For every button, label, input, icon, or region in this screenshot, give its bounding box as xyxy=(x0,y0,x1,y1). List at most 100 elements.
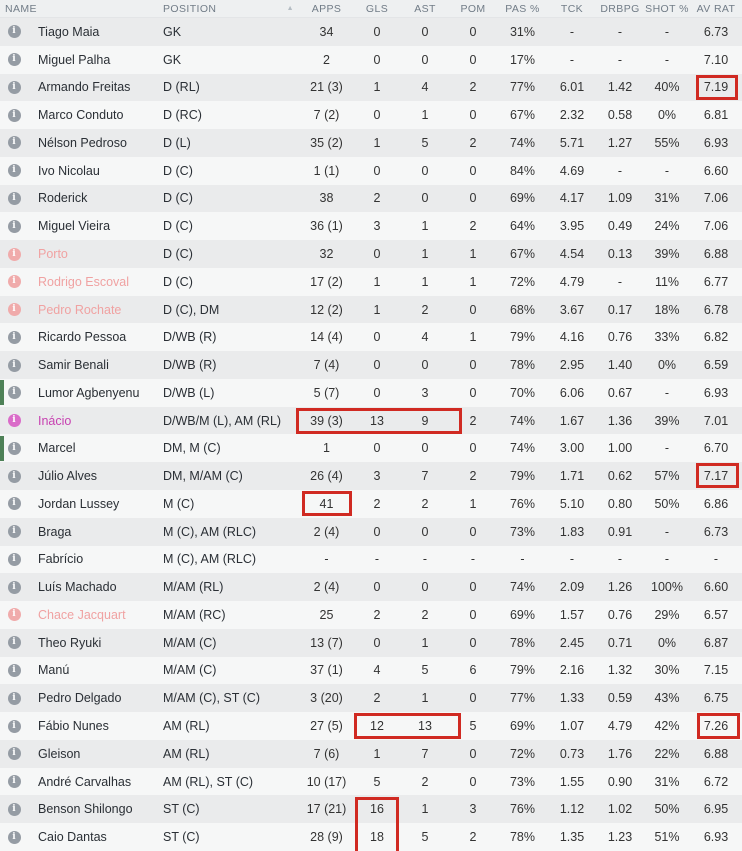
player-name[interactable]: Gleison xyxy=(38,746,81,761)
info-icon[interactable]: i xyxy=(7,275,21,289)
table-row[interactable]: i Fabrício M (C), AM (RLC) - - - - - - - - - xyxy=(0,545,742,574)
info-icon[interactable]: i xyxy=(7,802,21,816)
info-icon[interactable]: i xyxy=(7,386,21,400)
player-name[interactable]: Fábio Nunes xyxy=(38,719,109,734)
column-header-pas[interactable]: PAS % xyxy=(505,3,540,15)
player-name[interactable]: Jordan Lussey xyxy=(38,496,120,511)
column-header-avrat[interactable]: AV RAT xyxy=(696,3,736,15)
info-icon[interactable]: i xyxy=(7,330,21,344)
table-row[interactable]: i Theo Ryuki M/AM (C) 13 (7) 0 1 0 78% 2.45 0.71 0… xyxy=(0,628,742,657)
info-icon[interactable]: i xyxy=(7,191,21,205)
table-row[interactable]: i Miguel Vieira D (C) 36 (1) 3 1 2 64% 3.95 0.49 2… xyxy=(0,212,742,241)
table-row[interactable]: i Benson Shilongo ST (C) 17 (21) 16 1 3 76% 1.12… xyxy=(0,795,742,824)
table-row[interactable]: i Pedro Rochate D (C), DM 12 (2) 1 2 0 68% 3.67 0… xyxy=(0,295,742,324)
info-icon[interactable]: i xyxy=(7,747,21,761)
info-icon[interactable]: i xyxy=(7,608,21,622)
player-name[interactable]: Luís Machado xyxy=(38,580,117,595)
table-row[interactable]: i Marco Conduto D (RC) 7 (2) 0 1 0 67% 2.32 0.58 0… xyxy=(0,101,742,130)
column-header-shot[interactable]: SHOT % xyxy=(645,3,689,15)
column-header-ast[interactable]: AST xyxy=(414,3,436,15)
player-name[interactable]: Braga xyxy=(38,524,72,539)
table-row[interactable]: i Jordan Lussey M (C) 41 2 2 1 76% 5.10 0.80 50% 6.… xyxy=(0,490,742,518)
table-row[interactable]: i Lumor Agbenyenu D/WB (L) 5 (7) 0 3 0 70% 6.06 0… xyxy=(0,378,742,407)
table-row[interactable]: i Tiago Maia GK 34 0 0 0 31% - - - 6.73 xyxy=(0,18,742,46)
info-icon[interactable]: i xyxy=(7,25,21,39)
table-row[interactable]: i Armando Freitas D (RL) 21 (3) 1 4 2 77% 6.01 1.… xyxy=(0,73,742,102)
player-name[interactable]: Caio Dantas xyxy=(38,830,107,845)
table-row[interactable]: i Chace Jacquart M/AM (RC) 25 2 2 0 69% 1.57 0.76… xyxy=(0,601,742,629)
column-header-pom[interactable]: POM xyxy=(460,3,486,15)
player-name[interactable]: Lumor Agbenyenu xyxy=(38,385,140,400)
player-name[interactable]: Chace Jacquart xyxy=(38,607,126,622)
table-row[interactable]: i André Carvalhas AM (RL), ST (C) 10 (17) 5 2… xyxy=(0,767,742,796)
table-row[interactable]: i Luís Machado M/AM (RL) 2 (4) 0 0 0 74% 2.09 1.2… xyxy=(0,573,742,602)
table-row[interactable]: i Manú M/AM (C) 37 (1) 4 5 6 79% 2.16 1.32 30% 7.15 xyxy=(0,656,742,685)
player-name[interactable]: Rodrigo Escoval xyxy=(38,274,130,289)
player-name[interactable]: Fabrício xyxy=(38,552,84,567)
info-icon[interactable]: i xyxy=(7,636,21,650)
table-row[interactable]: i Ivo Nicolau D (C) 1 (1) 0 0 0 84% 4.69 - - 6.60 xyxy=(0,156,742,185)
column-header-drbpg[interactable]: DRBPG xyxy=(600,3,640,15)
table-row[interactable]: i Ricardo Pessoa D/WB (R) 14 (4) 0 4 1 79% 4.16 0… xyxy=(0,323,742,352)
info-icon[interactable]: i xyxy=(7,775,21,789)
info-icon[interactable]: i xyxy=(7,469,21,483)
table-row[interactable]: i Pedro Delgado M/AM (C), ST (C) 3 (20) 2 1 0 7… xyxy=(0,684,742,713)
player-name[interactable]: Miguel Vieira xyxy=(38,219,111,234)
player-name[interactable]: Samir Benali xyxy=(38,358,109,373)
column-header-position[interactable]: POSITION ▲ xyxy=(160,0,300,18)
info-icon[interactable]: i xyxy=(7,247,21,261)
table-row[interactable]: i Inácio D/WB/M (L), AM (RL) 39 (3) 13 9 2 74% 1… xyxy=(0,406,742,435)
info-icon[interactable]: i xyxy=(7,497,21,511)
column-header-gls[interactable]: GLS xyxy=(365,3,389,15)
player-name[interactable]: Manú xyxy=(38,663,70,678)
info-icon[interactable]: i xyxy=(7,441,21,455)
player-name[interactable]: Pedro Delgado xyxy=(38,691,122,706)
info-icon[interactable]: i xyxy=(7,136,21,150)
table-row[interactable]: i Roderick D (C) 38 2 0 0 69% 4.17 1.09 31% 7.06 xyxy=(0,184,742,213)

::::::::::

> _THE EXERCISE_
Edit the lines above so that each "player-name" becomes "player-label", with everything else unchanged, and leave the pictures out.

> _ANSWER FOR THIS EXERCISE_
For every button, label, input, icon, or region in this screenshot, give its bounding box as xyxy=(x0,y0,x1,y1). List at most 100 elements.
player-label[interactable]: Gleison xyxy=(38,746,81,761)
info-icon[interactable]: i xyxy=(7,275,21,289)
table-row[interactable]: i Fabrício M (C), AM (RLC) - - - - - - - - - xyxy=(0,545,742,574)
info-icon[interactable]: i xyxy=(7,802,21,816)
info-icon[interactable]: i xyxy=(7,386,21,400)
player-label[interactable]: Fábio Nunes xyxy=(38,719,109,734)
column-header-pas[interactable]: PAS % xyxy=(505,3,540,15)
player-label[interactable]: Jordan Lussey xyxy=(38,496,120,511)
column-header-avrat[interactable]: AV RAT xyxy=(696,3,736,15)
info-icon[interactable]: i xyxy=(7,330,21,344)
table-row[interactable]: i Theo Ryuki M/AM (C) 13 (7) 0 1 0 78% 2.45 0.71 0… xyxy=(0,628,742,657)
info-icon[interactable]: i xyxy=(7,191,21,205)
table-row[interactable]: i Miguel Vieira D (C) 36 (1) 3 1 2 64% 3.95 0.49 2… xyxy=(0,212,742,241)
table-row[interactable]: i Benson Shilongo ST (C) 17 (21) 16 1 3 76% 1.12… xyxy=(0,795,742,824)
table-row[interactable]: i Pedro Rochate D (C), DM 12 (2) 1 2 0 68% 3.67 0… xyxy=(0,295,742,324)
info-icon[interactable]: i xyxy=(7,747,21,761)
info-icon[interactable]: i xyxy=(7,608,21,622)
player-label[interactable]: Luís Machado xyxy=(38,580,117,595)
table-row[interactable]: i Marco Conduto D (RC) 7 (2) 0 1 0 67% 2.32 0.58 0… xyxy=(0,101,742,130)
column-header-shot[interactable]: SHOT % xyxy=(645,3,689,15)
column-header-ast[interactable]: AST xyxy=(414,3,436,15)
player-label[interactable]: Braga xyxy=(38,524,72,539)
table-row[interactable]: i Jordan Lussey M (C) 41 2 2 1 76% 5.10 0.80 50% 6.… xyxy=(0,490,742,518)
table-row[interactable]: i Lumor Agbenyenu D/WB (L) 5 (7) 0 3 0 70% 6.06 0… xyxy=(0,378,742,407)
table-row[interactable]: i Tiago Maia GK 34 0 0 0 31% - - - 6.73 xyxy=(0,18,742,46)
info-icon[interactable]: i xyxy=(7,25,21,39)
table-row[interactable]: i Armando Freitas D (RL) 21 (3) 1 4 2 77% 6.01 1.… xyxy=(0,73,742,102)
player-label[interactable]: Caio Dantas xyxy=(38,830,107,845)
table-row[interactable]: i Chace Jacquart M/AM (RC) 25 2 2 0 69% 1.57 0.76… xyxy=(0,601,742,629)
column-header-pom[interactable]: POM xyxy=(460,3,486,15)
player-label[interactable]: Lumor Agbenyenu xyxy=(38,385,140,400)
player-label[interactable]: Chace Jacquart xyxy=(38,607,126,622)
table-row[interactable]: i André Carvalhas AM (RL), ST (C) 10 (17) 5 2… xyxy=(0,767,742,796)
table-row[interactable]: i Luís Machado M/AM (RL) 2 (4) 0 0 0 74% 2.09 1.2… xyxy=(0,573,742,602)
table-row[interactable]: i Manú M/AM (C) 37 (1) 4 5 6 79% 2.16 1.32 30% 7.15 xyxy=(0,656,742,685)
player-label[interactable]: Rodrigo Escoval xyxy=(38,274,130,289)
player-label[interactable]: Fabrício xyxy=(38,552,84,567)
info-icon[interactable]: i xyxy=(7,636,21,650)
table-row[interactable]: i Ivo Nicolau D (C) 1 (1) 0 0 0 84% 4.69 - - 6.60 xyxy=(0,156,742,185)
column-header-drbpg[interactable]: DRBPG xyxy=(600,3,640,15)
table-row[interactable]: i Ricardo Pessoa D/WB (R) 14 (4) 0 4 1 79% 4.16 0… xyxy=(0,323,742,352)
info-icon[interactable]: i xyxy=(7,775,21,789)
info-icon[interactable]: i xyxy=(7,469,21,483)
table-row[interactable]: i Pedro Delgado M/AM (C), ST (C) 3 (20) 2 1 0 7… xyxy=(0,684,742,713)
player-label[interactable]: Miguel Vieira xyxy=(38,219,111,234)
player-label[interactable]: Samir Benali xyxy=(38,358,109,373)
column-header-position[interactable]: POSITION ▲ xyxy=(160,0,300,18)
info-icon[interactable]: i xyxy=(7,247,21,261)
table-row[interactable]: i Inácio D/WB/M (L), AM (RL) 39 (3) 13 9 2 74% 1… xyxy=(0,406,742,435)
info-icon[interactable]: i xyxy=(7,497,21,511)
column-header-gls[interactable]: GLS xyxy=(365,3,389,15)
player-label[interactable]: Manú xyxy=(38,663,70,678)
info-icon[interactable]: i xyxy=(7,441,21,455)
player-label[interactable]: Pedro Delgado xyxy=(38,691,122,706)
info-icon[interactable]: i xyxy=(7,136,21,150)
table-row[interactable]: i Roderick D (C) 38 2 0 0 69% 4.17 1.09 31% 7.06 xyxy=(0,184,742,213)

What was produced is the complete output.